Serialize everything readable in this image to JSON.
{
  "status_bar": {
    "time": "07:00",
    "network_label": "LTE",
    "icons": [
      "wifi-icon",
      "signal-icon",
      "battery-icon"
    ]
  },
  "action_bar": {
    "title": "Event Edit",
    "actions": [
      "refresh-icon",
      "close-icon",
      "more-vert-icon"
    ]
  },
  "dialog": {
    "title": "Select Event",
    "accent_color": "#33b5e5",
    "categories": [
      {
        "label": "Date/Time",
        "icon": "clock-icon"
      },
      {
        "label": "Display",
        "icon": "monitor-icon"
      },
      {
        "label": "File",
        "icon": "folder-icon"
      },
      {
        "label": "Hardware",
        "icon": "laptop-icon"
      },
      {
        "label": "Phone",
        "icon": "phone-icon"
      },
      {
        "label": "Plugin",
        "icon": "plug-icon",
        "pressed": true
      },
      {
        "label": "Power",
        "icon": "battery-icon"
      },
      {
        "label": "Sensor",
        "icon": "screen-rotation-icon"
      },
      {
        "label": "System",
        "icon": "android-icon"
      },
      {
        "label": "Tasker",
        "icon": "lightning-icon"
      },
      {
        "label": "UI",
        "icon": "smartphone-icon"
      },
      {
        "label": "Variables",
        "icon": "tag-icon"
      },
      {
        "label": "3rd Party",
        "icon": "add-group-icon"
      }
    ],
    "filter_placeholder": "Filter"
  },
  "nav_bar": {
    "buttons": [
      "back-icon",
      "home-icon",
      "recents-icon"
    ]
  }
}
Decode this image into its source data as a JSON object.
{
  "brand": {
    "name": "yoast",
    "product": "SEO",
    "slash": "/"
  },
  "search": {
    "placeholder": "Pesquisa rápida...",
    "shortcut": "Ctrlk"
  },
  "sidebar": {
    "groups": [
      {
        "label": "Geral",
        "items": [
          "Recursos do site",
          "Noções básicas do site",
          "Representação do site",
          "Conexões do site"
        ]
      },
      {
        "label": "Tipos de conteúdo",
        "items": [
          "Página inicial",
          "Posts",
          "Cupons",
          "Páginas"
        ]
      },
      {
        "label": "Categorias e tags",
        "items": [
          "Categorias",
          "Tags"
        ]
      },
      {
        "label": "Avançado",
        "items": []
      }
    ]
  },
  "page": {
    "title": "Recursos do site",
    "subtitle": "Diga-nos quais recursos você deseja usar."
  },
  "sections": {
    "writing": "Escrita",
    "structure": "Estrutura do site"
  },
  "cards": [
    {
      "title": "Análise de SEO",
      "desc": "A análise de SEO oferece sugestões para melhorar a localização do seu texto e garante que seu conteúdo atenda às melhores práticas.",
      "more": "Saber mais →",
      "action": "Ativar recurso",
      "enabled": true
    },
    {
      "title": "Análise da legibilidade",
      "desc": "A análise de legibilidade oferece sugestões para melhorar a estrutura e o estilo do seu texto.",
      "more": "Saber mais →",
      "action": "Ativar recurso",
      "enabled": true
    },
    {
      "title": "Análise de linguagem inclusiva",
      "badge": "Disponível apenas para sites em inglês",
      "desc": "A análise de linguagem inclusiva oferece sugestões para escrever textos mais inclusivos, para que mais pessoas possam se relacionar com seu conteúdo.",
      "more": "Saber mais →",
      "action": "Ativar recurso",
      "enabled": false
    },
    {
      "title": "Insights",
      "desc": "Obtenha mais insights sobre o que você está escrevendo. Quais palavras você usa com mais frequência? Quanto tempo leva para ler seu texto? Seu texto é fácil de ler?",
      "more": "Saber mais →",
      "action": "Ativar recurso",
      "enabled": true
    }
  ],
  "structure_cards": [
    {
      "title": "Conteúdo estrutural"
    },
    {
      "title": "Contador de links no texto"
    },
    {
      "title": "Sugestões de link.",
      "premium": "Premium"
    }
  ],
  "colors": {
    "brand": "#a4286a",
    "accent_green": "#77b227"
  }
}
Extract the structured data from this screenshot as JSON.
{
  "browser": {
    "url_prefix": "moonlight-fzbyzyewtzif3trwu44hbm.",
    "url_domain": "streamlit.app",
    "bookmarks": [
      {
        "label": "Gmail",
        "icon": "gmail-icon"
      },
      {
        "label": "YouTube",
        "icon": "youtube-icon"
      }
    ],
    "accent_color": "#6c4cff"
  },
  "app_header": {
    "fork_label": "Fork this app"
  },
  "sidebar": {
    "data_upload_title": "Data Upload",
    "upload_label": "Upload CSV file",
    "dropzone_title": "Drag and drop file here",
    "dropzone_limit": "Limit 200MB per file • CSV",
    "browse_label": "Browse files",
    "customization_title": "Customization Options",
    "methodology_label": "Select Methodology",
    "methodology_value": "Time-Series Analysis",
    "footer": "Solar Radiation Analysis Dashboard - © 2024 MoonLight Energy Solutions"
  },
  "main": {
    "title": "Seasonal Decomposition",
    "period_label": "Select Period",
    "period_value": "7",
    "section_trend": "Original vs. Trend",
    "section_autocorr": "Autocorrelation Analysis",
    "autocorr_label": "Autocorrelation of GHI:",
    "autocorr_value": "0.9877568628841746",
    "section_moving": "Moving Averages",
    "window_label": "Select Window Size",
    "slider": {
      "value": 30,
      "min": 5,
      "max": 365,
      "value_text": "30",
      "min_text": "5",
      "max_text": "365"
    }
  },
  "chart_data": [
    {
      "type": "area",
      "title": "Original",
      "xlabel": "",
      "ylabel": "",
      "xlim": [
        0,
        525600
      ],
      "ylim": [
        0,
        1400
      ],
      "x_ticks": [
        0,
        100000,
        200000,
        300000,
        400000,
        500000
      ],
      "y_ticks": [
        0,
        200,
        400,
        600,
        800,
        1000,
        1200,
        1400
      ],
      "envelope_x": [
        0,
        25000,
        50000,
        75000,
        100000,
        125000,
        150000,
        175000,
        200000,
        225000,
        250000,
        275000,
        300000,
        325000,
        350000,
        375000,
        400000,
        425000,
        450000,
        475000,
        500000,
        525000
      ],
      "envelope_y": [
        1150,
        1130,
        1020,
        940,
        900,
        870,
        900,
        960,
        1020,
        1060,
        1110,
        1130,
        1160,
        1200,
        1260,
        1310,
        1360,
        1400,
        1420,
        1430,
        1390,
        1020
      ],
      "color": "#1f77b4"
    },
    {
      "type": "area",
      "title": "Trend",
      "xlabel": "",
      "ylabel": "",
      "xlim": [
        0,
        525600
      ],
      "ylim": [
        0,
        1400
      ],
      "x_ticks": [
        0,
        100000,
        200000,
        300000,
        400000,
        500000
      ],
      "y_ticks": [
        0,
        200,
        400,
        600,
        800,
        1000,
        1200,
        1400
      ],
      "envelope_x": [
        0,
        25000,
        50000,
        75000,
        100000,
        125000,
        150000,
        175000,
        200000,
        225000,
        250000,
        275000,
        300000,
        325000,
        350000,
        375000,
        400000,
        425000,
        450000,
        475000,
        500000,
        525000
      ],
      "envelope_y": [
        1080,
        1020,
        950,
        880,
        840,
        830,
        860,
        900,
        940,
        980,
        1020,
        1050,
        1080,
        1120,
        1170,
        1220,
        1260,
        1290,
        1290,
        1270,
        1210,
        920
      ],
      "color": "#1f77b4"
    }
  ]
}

|---|

Stated task
Please set down all the data word for word.

Solution
Serialize everything readable in this image to JSON.
{
  "status_bar": {
    "time": "07:00",
    "network_label": "LTE",
    "icons": [
      "wifi-icon",
      "signal-icon",
      "battery-icon"
    ]
  },
  "action_bar": {
    "title": "Event Edit",
    "actions": [
      "refresh-icon",
      "close-icon",
      "more-vert-icon"
    ]
  },
  "dialog": {
    "title": "Select Event",
    "accent_color": "#33b5e5",
    "categories": [
      {
        "label": "Date/Time",
        "icon": "clock-icon"
      },
      {
        "label": "Display",
        "icon": "monitor-icon"
      },
      {
        "label": "File",
        "icon": "folder-icon"
      },
      {
        "label": "Hardware",
        "icon": "laptop-icon"
      },
      {
        "label": "Phone",
        "icon": "phone-icon"
      },
      {
        "label": "Plugin",
        "icon": "plug-icon",
        "pressed": true
      },
      {
        "label": "Power",
        "icon": "battery-icon"
      },
      {
        "label": "Sensor",
        "icon": "screen-rotation-icon"
      },
      {
        "label": "System",
        "icon": "android-icon"
      },
      {
        "label": "Tasker",
        "icon": "lightning-icon"
      },
      {
        "label": "UI",
        "icon": "smartphone-icon"
      },
      {
        "label": "Variables",
        "icon": "tag-icon"
      },
      {
        "label": "3rd Party",
        "icon": "add-group-icon"
      }
    ],
    "filter_placeholder": "Filter"
  },
  "nav_bar": {
    "buttons": [
      "back-icon",
      "home-icon",
      "recents-icon"
    ]
  }
}
Decode this image into its source data as a JSON object.
{
  "brand": {
    "name": "yoast",
    "product": "SEO",
    "slash": "/"
  },
  "search": {
    "placeholder": "Pesquisa rápida...",
    "shortcut": "Ctrlk"
  },
  "sidebar": {
    "groups": [
      {
        "label": "Geral",
        "items": [
          "Recursos do site",
          "Noções básicas do site",
          "Representação do site",
          "Conexões do site"
        ]
      },
      {
        "label": "Tipos de conteúdo",
        "items": [
          "Página inicial",
          "Posts",
          "Cupons",
          "Páginas"
        ]
      },
      {
        "label": "Categorias e tags",
        "items": [
          "Categorias",
          "Tags"
        ]
      },
      {
        "label": "Avançado",
        "items": []
      }
    ]
  },
  "page": {
    "title": "Recursos do site",
    "subtitle": "Diga-nos quais recursos você deseja usar."
  },
  "sections": {
    "writing": "Escrita",
    "structure": "Estrutura do site"
  },
  "cards": [
    {
      "title": "Análise de SEO",
      "desc": "A análise de SEO oferece sugestões para melhorar a localização do seu texto e garante que seu conteúdo atenda às melhores práticas.",
      "more": "Saber mais →",
      "action": "Ativar recurso",
      "enabled": true
    },
    {
      "title": "Análise da legibilidade",
      "desc": "A análise de legibilidade oferece sugestões para melhorar a estrutura e o estilo do seu texto.",
      "more": "Saber mais →",
      "action": "Ativar recurso",
      "enabled": true
    },
    {
      "title": "Análise de linguagem inclusiva",
      "badge": "Disponível apenas para sites em inglês",
      "desc": "A análise de linguagem inclusiva oferece sugestões para escrever textos mais inclusivos, para que mais pessoas possam se relacionar com seu conteúdo.",
      "more": "Saber mais →",
      "action": "Ativar recurso",
      "enabled": false
    },
    {
      "title": "Insights",
      "desc": "Obtenha mais insights sobre o que você está escrevendo. Quais palavras você usa com mais frequência? Quanto tempo leva para ler seu texto? Seu texto é fácil de ler?",
      "more": "Saber mais →",
      "action": "Ativar recurso",
      "enabled": true
    }
  ],
  "structure_cards": [
    {
      "title": "Conteúdo estrutural"
    },
    {
      "title": "Contador de links no texto"
    },
    {
      "title": "Sugestões de link.",
      "premium": "Premium"
    }
  ],
  "colors": {
    "brand": "#a4286a",
    "accent_green": "#77b227"
  }
}
Extract the structured data from this screenshot as JSON.
{
  "browser": {
    "url_prefix": "moonlight-fzbyzyewtzif3trwu44hbm.",
    "url_domain": "streamlit.app",
    "bookmarks": [
      {
        "label": "Gmail",
        "icon": "gmail-icon"
      },
      {
        "label": "YouTube",
        "icon": "youtube-icon"
      }
    ],
    "accent_color": "#6c4cff"
  },
  "app_header": {
    "fork_label": "Fork this app"
  },
  "sidebar": {
    "data_upload_title": "Data Upload",
    "upload_label": "Upload CSV file",
    "dropzone_title": "Drag and drop file here",
    "dropzone_limit": "Limit 200MB per file • CSV",
    "browse_label": "Browse files",
    "customization_title": "Customization Options",
    "methodology_label": "Select Methodology",
    "methodology_value": "Time-Series Analysis",
    "footer": "Solar Radiation Analysis Dashboard - © 2024 MoonLight Energy Solutions"
  },
  "main": {
    "title": "Seasonal Decomposition",
    "period_label": "Select Period",
    "period_value": "7",
    "section_trend": "Original vs. Trend",
    "section_autocorr": "Autocorrelation Analysis",
    "autocorr_label": "Autocorrelation of GHI:",
    "autocorr_value": "0.9877568628841746",
    "section_moving": "Moving Averages",
    "window_label": "Select Window Size",
    "slider": {
      "value": 30,
      "min": 5,
      "max": 365,
      "value_text": "30",
      "min_text": "5",
      "max_text": "365"
    }
  },
  "chart_data": [
    {
      "type": "area",
      "title": "Original",
      "xlabel": "",
      "ylabel": "",
      "xlim": [
        0,
        525600
      ],
      "ylim": [
        0,
        1400
      ],
      "x_ticks": [
        0,
        100000,
        200000,
        300000,
        400000,
        500000
      ],
      "y_ticks": [
        0,
        200,
        400,
        600,
        800,
        1000,
        1200,
        1400
      ],
      "envelope_x": [
        0,
        25000,
        50000,
        75000,
        100000,
        125000,
        150000,
        175000,
        200000,
        225000,
        250000,
        275000,
        300000,
        325000,
        350000,
        375000,
        400000,
        425000,
        450000,
        475000,
        500000,
        525000
      ],
      "envelope_y": [
        1150,
        1130,
        1020,
        940,
        900,
        870,
        900,
        960,
        1020,
        1060,
        1110,
        1130,
        1160,
        1200,
        1260,
        1310,
        1360,
        1400,
        1420,
        1430,
        1390,
        1020
      ],
      "color": "#1f77b4"
    },
    {
      "type": "area",
      "title": "Trend",
      "xlabel": "",
      "ylabel": "",
      "xlim": [
        0,
        525600
      ],
      "ylim": [
        0,
        1400
      ],
      "x_ticks": [
        0,
        100000,
        200000,
        300000,
        400000,
        500000
      ],
      "y_ticks": [
        0,
        200,
        400,
        600,
        800,
        1000,
        1200,
        1400
      ],
      "envelope_x": [
        0,
        25000,
        50000,
        75000,
        100000,
        125000,
        150000,
        175000,
        200000,
        225000,
        250000,
        275000,
        300000,
        325000,
        350000,
        375000,
        400000,
        425000,
        450000,
        475000,
        500000,
        525000
      ],
      "envelope_y": [
        1080,
        1020,
        950,
        880,
        840,
        830,
        860,
        900,
        940,
        980,
        1020,
        1050,
        1080,
        1120,
        1170,
        1220,
        1260,
        1290,
        1290,
        1270,
        1210,
        920
      ],
      "color": "#1f77b4"
    }
  ]
}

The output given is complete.